**Stated exercise**
List every real person named in the Beowulf post below, leaving out characters from stories and myth.

**Source text**
>>>
Thursday, September 27, 2007

Beowulf and Narrative "Tightness"

John Walter, over at Machina Memorialis figures out from the trailers the most significant plot change in the Beowulf film:"Keeping in mind, as I argued on ANSAXNET, trailers are often deceptive these days, I think we finally have a trailer that’s revealing exactly how Gaiman and Avery rewrote the story: Grendel’s mother is the dragon."

It's well worth reading the entire post, but the basic idea, which I think is right, is that Grendel's mother is the dragon, Beowulf lies about killing her due to greed for treasure, and also that Beowulf himself is the "thief" who steals the cup from the dragon, setting off the final confrontation. John links this approach up with the story of Fafnir and talks about Tolkien's dramatization of "dragon sickness" (a point developed in other contexts by Shippey). John says that
In other words, if what we’ve got are echoes of Tolkien here, Gaiman (and Avery) reinscribe Germanic mythology/tradition back onto Beowulf through the lens of modern Fantasy (Tolkien) in much the same way as Terry Pratchett and Tom Holt reinscribe the Victorian conception of the Old North back on to itself through the lens of that other major figure in 20th century fantasy, Robert E. Howard.
<<<
**Supplied material**
>>>
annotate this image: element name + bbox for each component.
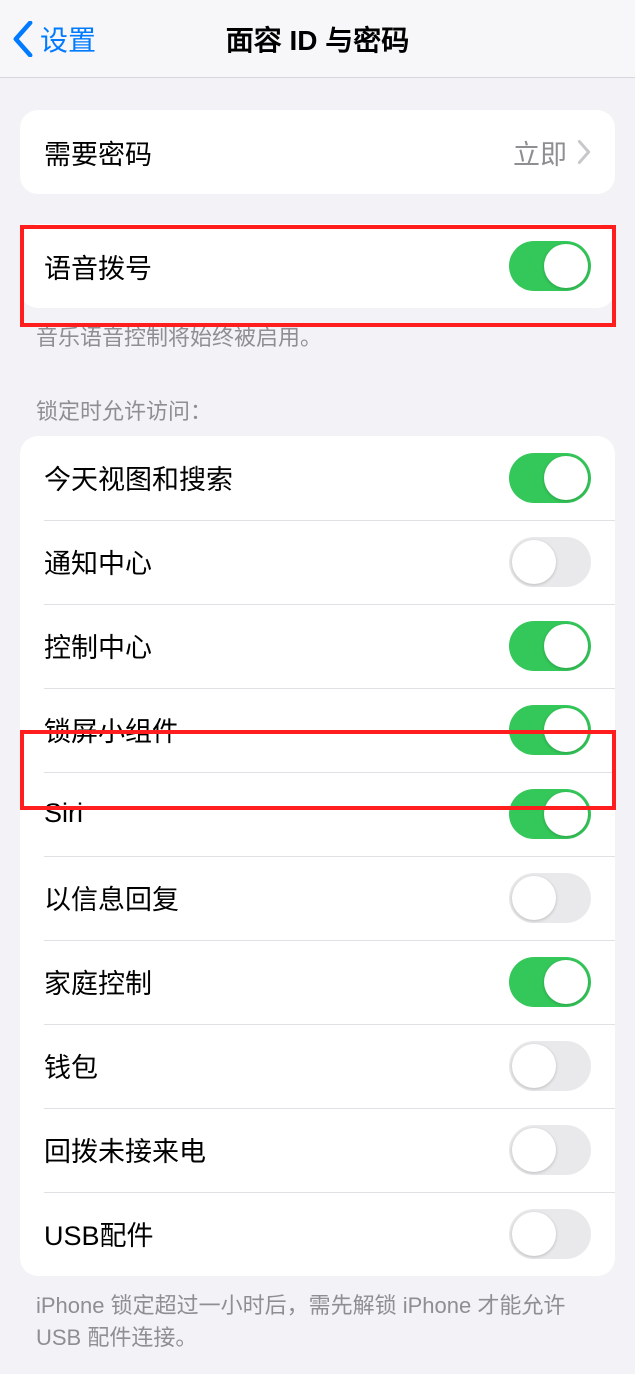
<<<
**Final answer**
John Walter, Gaiman, Avery, Tolkien, Shippey, Terry Pratchett, Tom Holt, Robert E. Howard